The records that follow are to be transcribed in full, without their images.

━━━━━━━━━━━━━━━━━━━━

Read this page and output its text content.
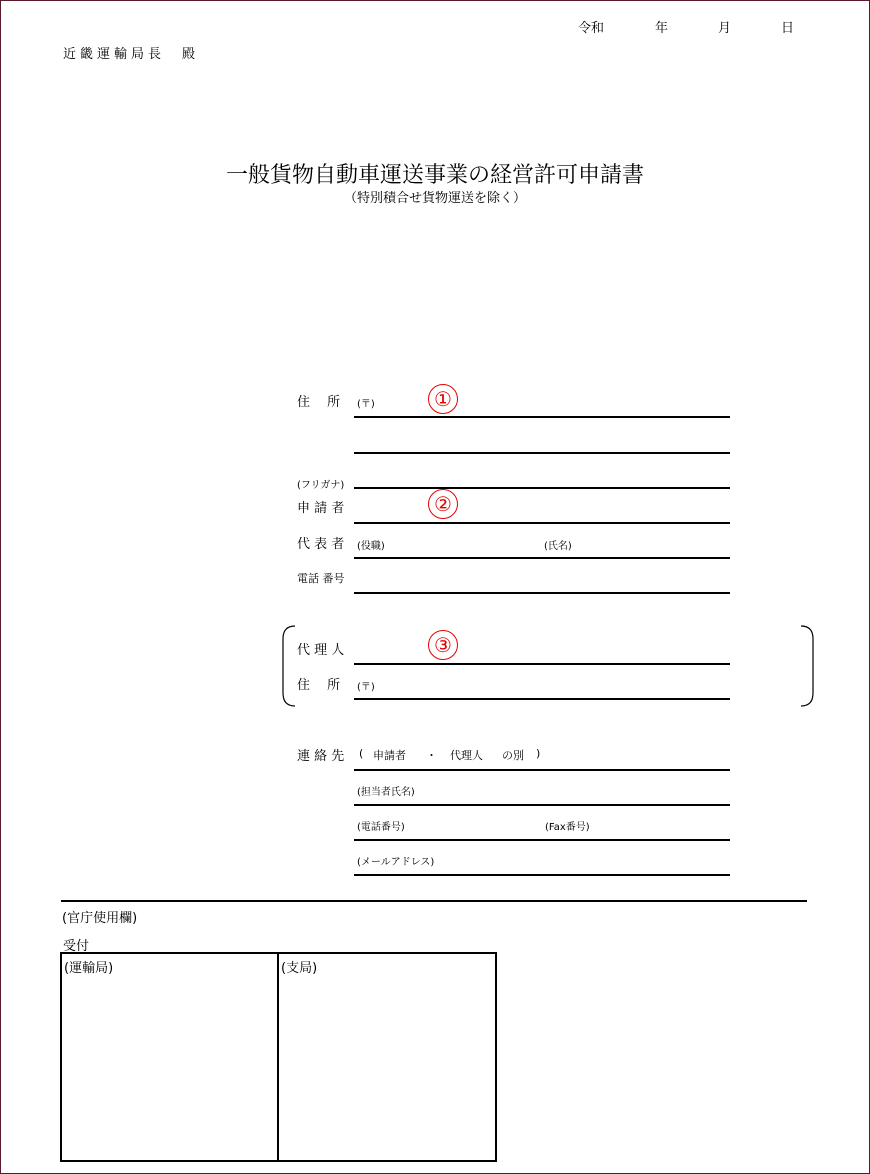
令和	年	月	日
近畿運輸局長　殿
一般貨物自動車運送事業の経営許可申請書
（特別積合せ貨物運送を除く）
住　 所 (〒)	①
(フリガナ)
申 請 者	②
代 表 者 (役職)	(氏名)
電話 番号
代 理 人	③
住　 所 (〒)
連 絡 先 ( 申請者 ・ 代理人 の別 )
(担当者氏名)
(電話番号)	(Fax番号)
(メールアドレス)
(官庁使用欄)
受付
(運輸局)	(支局)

━━━━━━━━━━━━━━━━━━━━

**The reply:**
Read this page and output its text content.
令和	年	月	日
近畿運輸局長　殿
一般貨物自動車運送事業の経営許可申請書
（特別積合せ貨物運送を除く）
住　 所 (〒)	①
(フリガナ)
申 請 者	②
代 表 者 (役職)	(氏名)
電話 番号
代 理 人	③
住　 所 (〒)
連 絡 先 ( 申請者 ・ 代理人 の別 )
(担当者氏名)
(電話番号)	(Fax番号)
(メールアドレス)
(官庁使用欄)
受付
(運輸局)	(支局)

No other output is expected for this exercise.